Records from a data collection
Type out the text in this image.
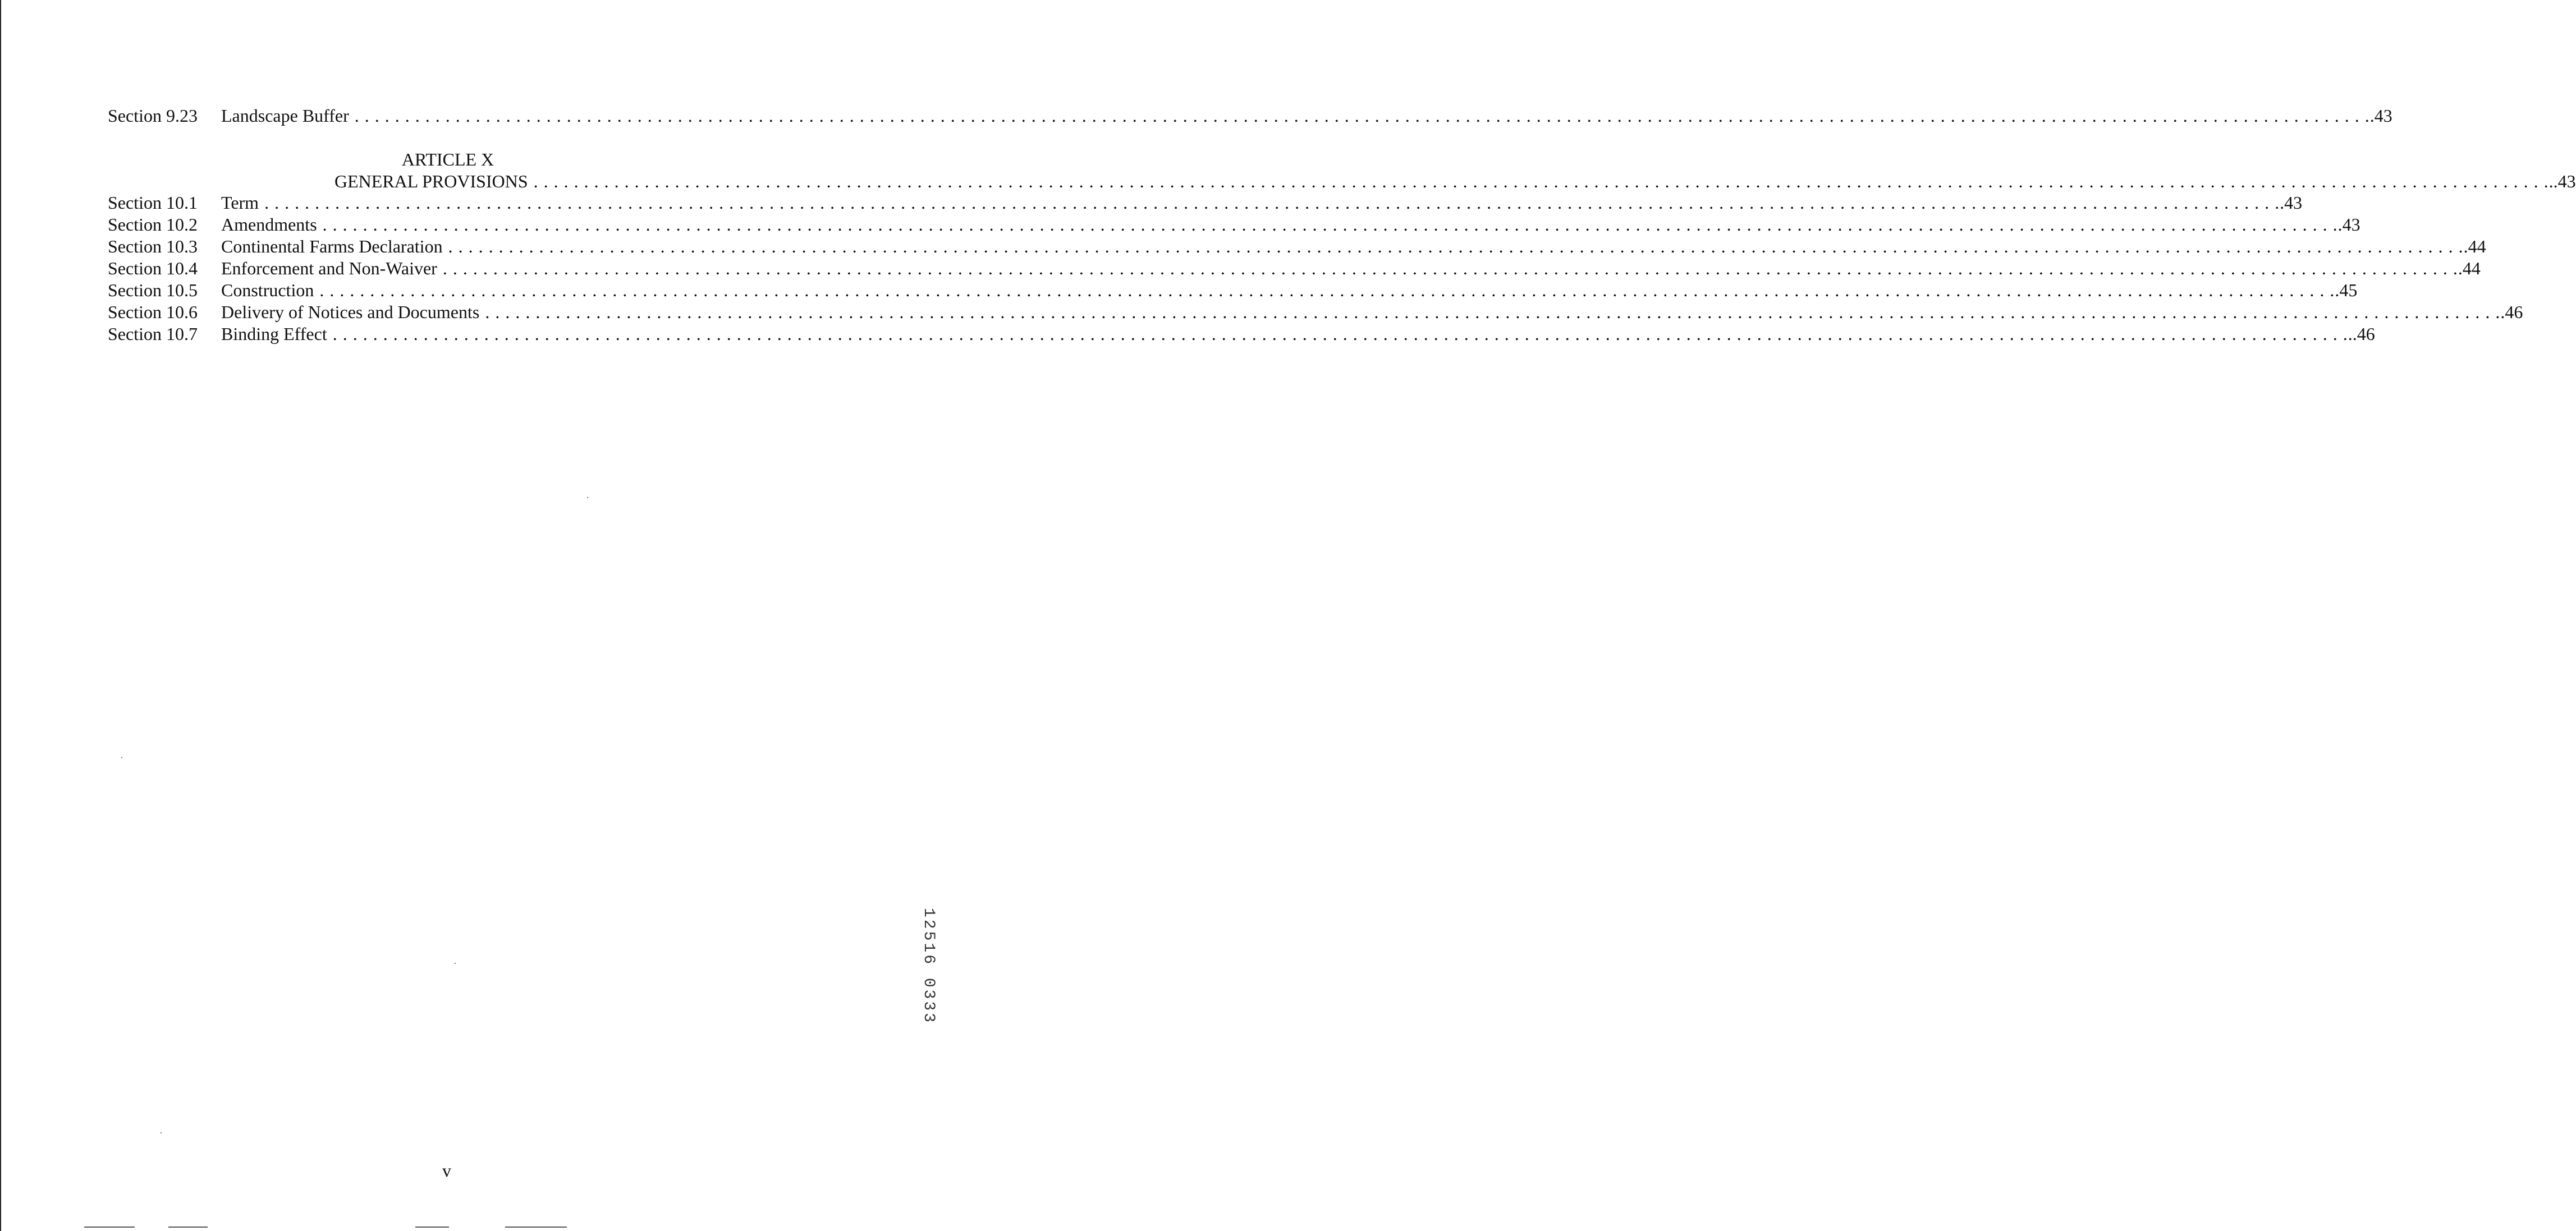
Section 9.23 Landscape Buffer . . . . . . . . . . . . . . . . . . . . . . . . . . . . . . . . . . . . . . . . . . . . . . . . . . . . . . . . . . . . . . . . . . . . . . . . . . . . . . . . . . . . . . . . . . . . . . . . . . . . . . . . . . . . . . . . . . . . . . . . . . . . . . . . . . . . . . . . . . . . . . . . . . . . . . . . . . . . . . . . . . . . . . . . . . . . . . . . . . . . . . . . . . . . . . . . . . . . . . . . .43
ARTICLE X
GENERAL PROVISIONS . . . . . . . . . . . . . . . . . . . . . . . . . . . . . . . . . . . . . . . . . . . . . . . . . . . . . . . . . . . . . . . . . . . . . . . . . . . . . . . . . . . . . . . . . . . . . . . . . . . . . . . . . . . . . . . . . . . . . . . . . . . . . . . . . . . . . . . . . . . . . . . . . . . . . . . . . . . . . . . . . . . . . . . . . . . . . . . . . . . . . . . . . . . . . . . . . . . . . . . . ..43
Section 10.1 Term . . . . . . . . . . . . . . . . . . . . . . . . . . . . . . . . . . . . . . . . . . . . . . . . . . . . . . . . . . . . . . . . . . . . . . . . . . . . . . . . . . . . . . . . . . . . . . . . . . . . . . . . . . . . . . . . . . . . . . . . . . . . . . . . . . . . . . . . . . . . . . . . . . . . . . . . . . . . . . . . . . . . . . . . . . . . . . . . . . . . . . . . . . . . . . . . . . . . . . . . .43
Section 10.2 Amendments . . . . . . . . . . . . . . . . . . . . . . . . . . . . . . . . . . . . . . . . . . . . . . . . . . . . . . . . . . . . . . . . . . . . . . . . . . . . . . . . . . . . . . . . . . . . . . . . . . . . . . . . . . . . . . . . . . . . . . . . . . . . . . . . . . . . . . . . . . . . . . . . . . . . . . . . . . . . . . . . . . . . . . . . . . . . . . . . . . . . . . . . . . . . . . . . . . . . . . . . .43
Section 10.3 Continental Farms Declaration . . . . . . . . . . . . . . . . . . . . . . . . . . . . . . . . . . . . . . . . . . . . . . . . . . . . . . . . . . . . . . . . . . . . . . . . . . . . . . . . . . . . . . . . . . . . . . . . . . . . . . . . . . . . . . . . . . . . . . . . . . . . . . . . . . . . . . . . . . . . . . . . . . . . . . . . . . . . . . . . . . . . . . . . . . . . . . . . . . . . . . . . . . . . . . . . . . . . . . . . .44
Section 10.4 Enforcement and Non-Waiver . . . . . . . . . . . . . . . . . . . . . . . . . . . . . . . . . . . . . . . . . . . . . . . . . . . . . . . . . . . . . . . . . . . . . . . . . . . . . . . . . . . . . . . . . . . . . . . . . . . . . . . . . . . . . . . . . . . . . . . . . . . . . . . . . . . . . . . . . . . . . . . . . . . . . . . . . . . . . . . . . . . . . . . . . . . . . . . . . . . . . . . . . . . . . . . . . . . . . . . . .44
Section 10.5 Construction . . . . . . . . . . . . . . . . . . . . . . . . . . . . . . . . . . . . . . . . . . . . . . . . . . . . . . . . . . . . . . . . . . . . . . . . . . . . . . . . . . . . . . . . . . . . . . . . . . . . . . . . . . . . . . . . . . . . . . . . . . . . . . . . . . . . . . . . . . . . . . . . . . . . . . . . . . . . . . . . . . . . . . . . . . . . . . . . . . . . . . . . . . . . . . . . . . . . . . . . .45
Section 10.6 Delivery of Notices and Documents . . . . . . . . . . . . . . . . . . . . . . . . . . . . . . . . . . . . . . . . . . . . . . . . . . . . . . . . . . . . . . . . . . . . . . . . . . . . . . . . . . . . . . . . . . . . . . . . . . . . . . . . . . . . . . . . . . . . . . . . . . . . . . . . . . . . . . . . . . . . . . . . . . . . . . . . . . . . . . . . . . . . . . . . . . . . . . . . . . . . . . . . . . . . . . . . . . . . . . . . .46
Section 10.7 Binding Effect . . . . . . . . . . . . . . . . . . . . . . . . . . . . . . . . . . . . . . . . . . . . . . . . . . . . . . . . . . . . . . . . . . . . . . . . . . . . . . . . . . . . . . . . . . . . . . . . . . . . . . . . . . . . . . . . . . . . . . . . . . . . . . . . . . . . . . . . . . . . . . . . . . . . . . . . . . . . . . . . . . . . . . . . . . . . . . . . . . . . . . . . . . . . . . . . . . . . . . . . ..46
12516 0333
v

■ Instructions for the task
Print all of the entries word for word. Skip any images they contain.

■ Solved problem
Type out the text in this image.
Section 9.23 Landscape Buffer . . . . . . . . . . . . . . . . . . . . . . . . . . . . . . . . . . . . . . . . . . . . . . . . . . . . . . . . . . . . . . . . . . . . . . . . . . . . . . . . . . . . . . . . . . . . . . . . . . . . . . . . . . . . . . . . . . . . . . . . . . . . . . . . . . . . . . . . . . . . . . . . . . . . . . . . . . . . . . . . . . . . . . . . . . . . . . . . . . . . . . . . . . . . . . . . . . . . . . . . .43
ARTICLE X
GENERAL PROVISIONS . . . . . . . . . . . . . . . . . . . . . . . . . . . . . . . . . . . . . . . . . . . . . . . . . . . . . . . . . . . . . . . . . . . . . . . . . . . . . . . . . . . . . . . . . . . . . . . . . . . . . . . . . . . . . . . . . . . . . . . . . . . . . . . . . . . . . . . . . . . . . . . . . . . . . . . . . . . . . . . . . . . . . . . . . . . . . . . . . . . . . . . . . . . . . . . . . . . . . . . . ..43
Section 10.1 Term . . . . . . . . . . . . . . . . . . . . . . . . . . . . . . . . . . . . . . . . . . . . . . . . . . . . . . . . . . . . . . . . . . . . . . . . . . . . . . . . . . . . . . . . . . . . . . . . . . . . . . . . . . . . . . . . . . . . . . . . . . . . . . . . . . . . . . . . . . . . . . . . . . . . . . . . . . . . . . . . . . . . . . . . . . . . . . . . . . . . . . . . . . . . . . . . . . . . . . . . .43
Section 10.2 Amendments . . . . . . . . . . . . . . . . . . . . . . . . . . . . . . . . . . . . . . . . . . . . . . . . . . . . . . . . . . . . . . . . . . . . . . . . . . . . . . . . . . . . . . . . . . . . . . . . . . . . . . . . . . . . . . . . . . . . . . . . . . . . . . . . . . . . . . . . . . . . . . . . . . . . . . . . . . . . . . . . . . . . . . . . . . . . . . . . . . . . . . . . . . . . . . . . . . . . . . . . .43
Section 10.3 Continental Farms Declaration . . . . . . . . . . . . . . . . . . . . . . . . . . . . . . . . . . . . . . . . . . . . . . . . . . . . . . . . . . . . . . . . . . . . . . . . . . . . . . . . . . . . . . . . . . . . . . . . . . . . . . . . . . . . . . . . . . . . . . . . . . . . . . . . . . . . . . . . . . . . . . . . . . . . . . . . . . . . . . . . . . . . . . . . . . . . . . . . . . . . . . . . . . . . . . . . . . . . . . . . .44
Section 10.4 Enforcement and Non-Waiver . . . . . . . . . . . . . . . . . . . . . . . . . . . . . . . . . . . . . . . . . . . . . . . . . . . . . . . . . . . . . . . . . . . . . . . . . . . . . . . . . . . . . . . . . . . . . . . . . . . . . . . . . . . . . . . . . . . . . . . . . . . . . . . . . . . . . . . . . . . . . . . . . . . . . . . . . . . . . . . . . . . . . . . . . . . . . . . . . . . . . . . . . . . . . . . . . . . . . . . . .44
Section 10.5 Construction . . . . . . . . . . . . . . . . . . . . . . . . . . . . . . . . . . . . . . . . . . . . . . . . . . . . . . . . . . . . . . . . . . . . . . . . . . . . . . . . . . . . . . . . . . . . . . . . . . . . . . . . . . . . . . . . . . . . . . . . . . . . . . . . . . . . . . . . . . . . . . . . . . . . . . . . . . . . . . . . . . . . . . . . . . . . . . . . . . . . . . . . . . . . . . . . . . . . . . . . .45
Section 10.6 Delivery of Notices and Documents . . . . . . . . . . . . . . . . . . . . . . . . . . . . . . . . . . . . . . . . . . . . . . . . . . . . . . . . . . . . . . . . . . . . . . . . . . . . . . . . . . . . . . . . . . . . . . . . . . . . . . . . . . . . . . . . . . . . . . . . . . . . . . . . . . . . . . . . . . . . . . . . . . . . . . . . . . . . . . . . . . . . . . . . . . . . . . . . . . . . . . . . . . . . . . . . . . . . . . . . .46
Section 10.7 Binding Effect . . . . . . . . . . . . . . . . . . . . . . . . . . . . . . . . . . . . . . . . . . . . . . . . . . . . . . . . . . . . . . . . . . . . . . . . . . . . . . . . . . . . . . . . . . . . . . . . . . . . . . . . . . . . . . . . . . . . . . . . . . . . . . . . . . . . . . . . . . . . . . . . . . . . . . . . . . . . . . . . . . . . . . . . . . . . . . . . . . . . . . . . . . . . . . . . . . . . . . . . ..46
12516 0333
v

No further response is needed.